_What is needed_:
Read the lines that follow and tally those with the word "JSON"; give the number and nothing else.

_Supplied records_:
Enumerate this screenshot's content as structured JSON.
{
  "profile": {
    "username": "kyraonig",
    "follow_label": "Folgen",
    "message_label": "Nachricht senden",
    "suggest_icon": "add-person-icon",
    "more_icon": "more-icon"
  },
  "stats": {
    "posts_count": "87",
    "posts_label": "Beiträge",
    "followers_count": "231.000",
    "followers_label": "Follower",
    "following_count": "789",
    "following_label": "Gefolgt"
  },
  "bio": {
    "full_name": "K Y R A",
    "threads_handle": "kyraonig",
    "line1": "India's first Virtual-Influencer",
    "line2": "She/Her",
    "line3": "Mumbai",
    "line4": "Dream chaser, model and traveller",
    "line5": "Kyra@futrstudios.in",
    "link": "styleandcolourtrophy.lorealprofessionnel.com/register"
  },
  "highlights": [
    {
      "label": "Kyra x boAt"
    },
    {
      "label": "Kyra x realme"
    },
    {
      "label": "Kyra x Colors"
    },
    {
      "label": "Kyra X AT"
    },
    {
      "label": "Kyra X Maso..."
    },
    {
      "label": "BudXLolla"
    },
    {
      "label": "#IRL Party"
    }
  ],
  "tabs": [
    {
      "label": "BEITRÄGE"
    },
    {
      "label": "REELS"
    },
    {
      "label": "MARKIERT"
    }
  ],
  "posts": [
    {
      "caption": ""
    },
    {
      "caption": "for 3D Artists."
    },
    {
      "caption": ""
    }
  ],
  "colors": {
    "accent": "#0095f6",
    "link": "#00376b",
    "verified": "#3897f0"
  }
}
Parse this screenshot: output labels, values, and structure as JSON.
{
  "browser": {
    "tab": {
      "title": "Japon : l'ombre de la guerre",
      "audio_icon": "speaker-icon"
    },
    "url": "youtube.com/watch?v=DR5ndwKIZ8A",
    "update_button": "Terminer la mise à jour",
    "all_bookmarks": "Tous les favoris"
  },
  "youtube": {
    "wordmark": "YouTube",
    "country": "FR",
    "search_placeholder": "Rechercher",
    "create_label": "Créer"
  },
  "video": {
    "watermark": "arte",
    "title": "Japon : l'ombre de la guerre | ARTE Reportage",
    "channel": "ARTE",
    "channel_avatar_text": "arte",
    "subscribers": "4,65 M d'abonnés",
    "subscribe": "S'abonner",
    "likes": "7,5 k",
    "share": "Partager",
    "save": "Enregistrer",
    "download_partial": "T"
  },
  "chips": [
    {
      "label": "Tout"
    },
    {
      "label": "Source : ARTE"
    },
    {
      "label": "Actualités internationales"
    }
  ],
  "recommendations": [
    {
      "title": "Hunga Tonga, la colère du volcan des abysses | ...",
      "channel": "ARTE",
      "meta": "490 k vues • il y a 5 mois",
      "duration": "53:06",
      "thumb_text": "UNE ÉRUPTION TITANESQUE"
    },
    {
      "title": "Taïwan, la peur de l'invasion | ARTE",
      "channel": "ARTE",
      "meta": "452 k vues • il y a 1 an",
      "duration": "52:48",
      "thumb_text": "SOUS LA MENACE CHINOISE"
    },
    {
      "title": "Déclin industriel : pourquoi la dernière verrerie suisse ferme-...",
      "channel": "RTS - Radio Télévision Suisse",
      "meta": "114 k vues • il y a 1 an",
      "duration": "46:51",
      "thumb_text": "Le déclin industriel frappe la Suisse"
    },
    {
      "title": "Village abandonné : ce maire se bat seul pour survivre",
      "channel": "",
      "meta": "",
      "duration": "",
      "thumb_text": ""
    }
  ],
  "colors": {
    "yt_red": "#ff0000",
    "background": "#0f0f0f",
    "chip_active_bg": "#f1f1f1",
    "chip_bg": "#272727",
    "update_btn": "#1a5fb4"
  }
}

_Answer to the problem_:
2